----- ENTRIES SHOWN -----

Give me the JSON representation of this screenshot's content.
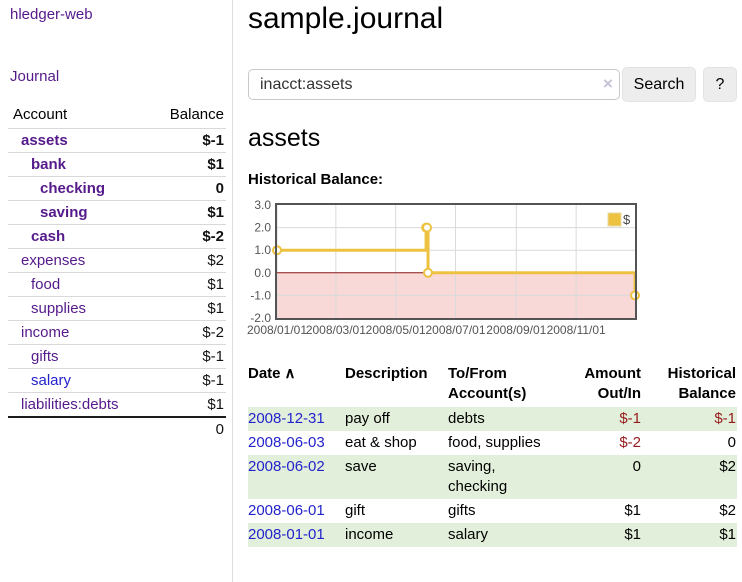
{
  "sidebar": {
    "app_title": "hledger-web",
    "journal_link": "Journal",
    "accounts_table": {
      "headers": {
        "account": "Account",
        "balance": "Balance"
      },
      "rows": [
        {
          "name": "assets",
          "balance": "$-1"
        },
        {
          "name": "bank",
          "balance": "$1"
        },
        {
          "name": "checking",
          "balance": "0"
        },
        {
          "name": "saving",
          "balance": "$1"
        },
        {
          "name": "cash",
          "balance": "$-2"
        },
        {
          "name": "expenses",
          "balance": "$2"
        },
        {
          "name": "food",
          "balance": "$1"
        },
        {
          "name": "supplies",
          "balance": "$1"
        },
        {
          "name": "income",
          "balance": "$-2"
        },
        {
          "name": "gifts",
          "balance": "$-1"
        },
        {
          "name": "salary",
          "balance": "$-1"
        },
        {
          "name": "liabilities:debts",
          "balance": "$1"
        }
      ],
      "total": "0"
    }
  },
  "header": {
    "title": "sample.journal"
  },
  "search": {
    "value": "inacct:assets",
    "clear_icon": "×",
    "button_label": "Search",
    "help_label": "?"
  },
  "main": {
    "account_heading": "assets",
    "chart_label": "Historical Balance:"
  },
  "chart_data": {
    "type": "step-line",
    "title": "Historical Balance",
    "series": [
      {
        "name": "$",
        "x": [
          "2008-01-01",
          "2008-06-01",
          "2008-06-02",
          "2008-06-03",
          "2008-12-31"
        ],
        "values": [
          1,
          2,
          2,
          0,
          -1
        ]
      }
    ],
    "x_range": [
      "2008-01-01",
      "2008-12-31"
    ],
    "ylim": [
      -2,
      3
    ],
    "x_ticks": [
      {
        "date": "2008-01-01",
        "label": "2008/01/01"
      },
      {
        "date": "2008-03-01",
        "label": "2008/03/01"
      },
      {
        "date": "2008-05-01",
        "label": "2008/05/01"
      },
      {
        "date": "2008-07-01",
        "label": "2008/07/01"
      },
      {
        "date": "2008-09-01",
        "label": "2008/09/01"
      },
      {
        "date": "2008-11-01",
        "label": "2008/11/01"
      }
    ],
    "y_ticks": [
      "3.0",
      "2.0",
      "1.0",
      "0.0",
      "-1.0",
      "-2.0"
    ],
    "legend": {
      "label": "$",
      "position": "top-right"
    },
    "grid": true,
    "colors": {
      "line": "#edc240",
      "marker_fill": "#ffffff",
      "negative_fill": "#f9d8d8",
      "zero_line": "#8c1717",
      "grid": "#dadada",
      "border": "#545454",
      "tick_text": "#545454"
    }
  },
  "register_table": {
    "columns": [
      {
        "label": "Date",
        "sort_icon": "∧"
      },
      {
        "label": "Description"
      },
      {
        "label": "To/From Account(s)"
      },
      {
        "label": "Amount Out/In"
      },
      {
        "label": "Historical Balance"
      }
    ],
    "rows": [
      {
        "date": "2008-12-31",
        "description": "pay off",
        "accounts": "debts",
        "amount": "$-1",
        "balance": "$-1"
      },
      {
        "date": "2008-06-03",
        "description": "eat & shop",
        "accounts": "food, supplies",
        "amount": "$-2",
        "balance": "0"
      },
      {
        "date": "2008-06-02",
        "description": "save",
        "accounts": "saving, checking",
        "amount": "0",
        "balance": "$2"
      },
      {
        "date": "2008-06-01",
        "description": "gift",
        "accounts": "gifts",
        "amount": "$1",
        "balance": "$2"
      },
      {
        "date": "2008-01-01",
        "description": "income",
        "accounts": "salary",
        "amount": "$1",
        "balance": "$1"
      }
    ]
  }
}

-----
----- ENTRIES SHOWN -----

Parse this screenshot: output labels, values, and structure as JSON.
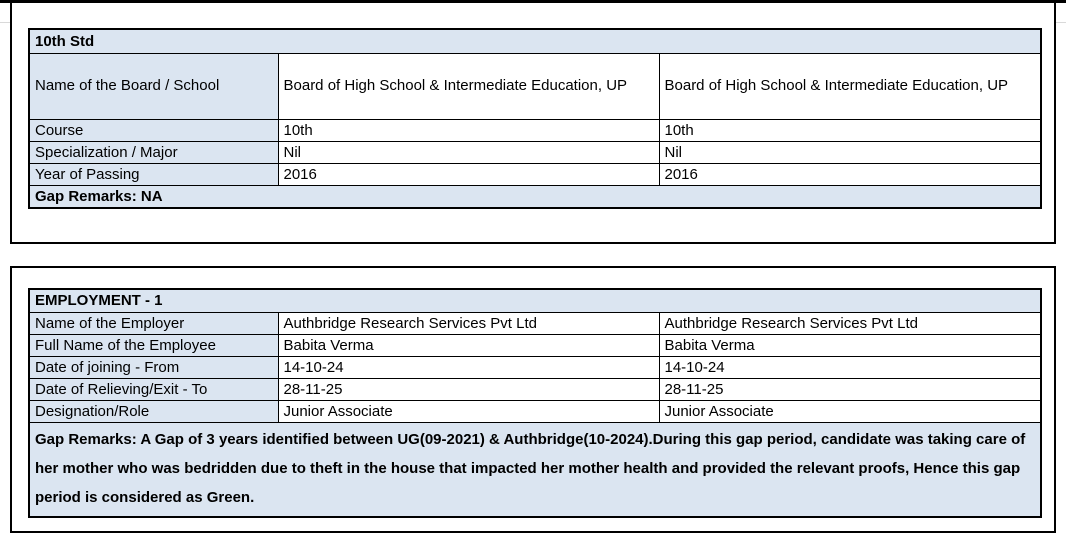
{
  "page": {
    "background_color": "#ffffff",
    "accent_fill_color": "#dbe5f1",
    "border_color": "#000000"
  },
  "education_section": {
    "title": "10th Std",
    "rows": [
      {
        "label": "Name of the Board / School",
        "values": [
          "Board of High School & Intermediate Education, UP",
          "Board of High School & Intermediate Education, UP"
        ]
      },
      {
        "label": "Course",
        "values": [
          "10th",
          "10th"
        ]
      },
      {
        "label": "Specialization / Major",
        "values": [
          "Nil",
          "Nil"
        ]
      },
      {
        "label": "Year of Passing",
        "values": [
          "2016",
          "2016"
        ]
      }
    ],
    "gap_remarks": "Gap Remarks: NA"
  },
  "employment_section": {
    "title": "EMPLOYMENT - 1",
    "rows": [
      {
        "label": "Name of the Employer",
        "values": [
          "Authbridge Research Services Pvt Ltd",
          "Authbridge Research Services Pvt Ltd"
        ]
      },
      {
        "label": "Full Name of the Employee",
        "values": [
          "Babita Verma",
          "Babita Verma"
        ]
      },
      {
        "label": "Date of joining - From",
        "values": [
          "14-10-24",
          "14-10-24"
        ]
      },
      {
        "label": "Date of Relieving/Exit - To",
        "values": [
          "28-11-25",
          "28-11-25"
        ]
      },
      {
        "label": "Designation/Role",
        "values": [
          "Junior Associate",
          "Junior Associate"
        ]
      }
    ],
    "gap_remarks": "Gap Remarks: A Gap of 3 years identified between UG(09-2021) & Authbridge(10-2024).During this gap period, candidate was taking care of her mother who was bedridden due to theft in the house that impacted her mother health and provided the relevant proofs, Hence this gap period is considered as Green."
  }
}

-----

WHAT YOU ARE ASKED TO DO:
Working from the entries above, return all lines that contain "Board".

TASK RESULT:
        "label": "Name of the Board / School",
          "Board of High School & Intermediate Education, UP",
          "Board of High School & Intermediate Education, UP"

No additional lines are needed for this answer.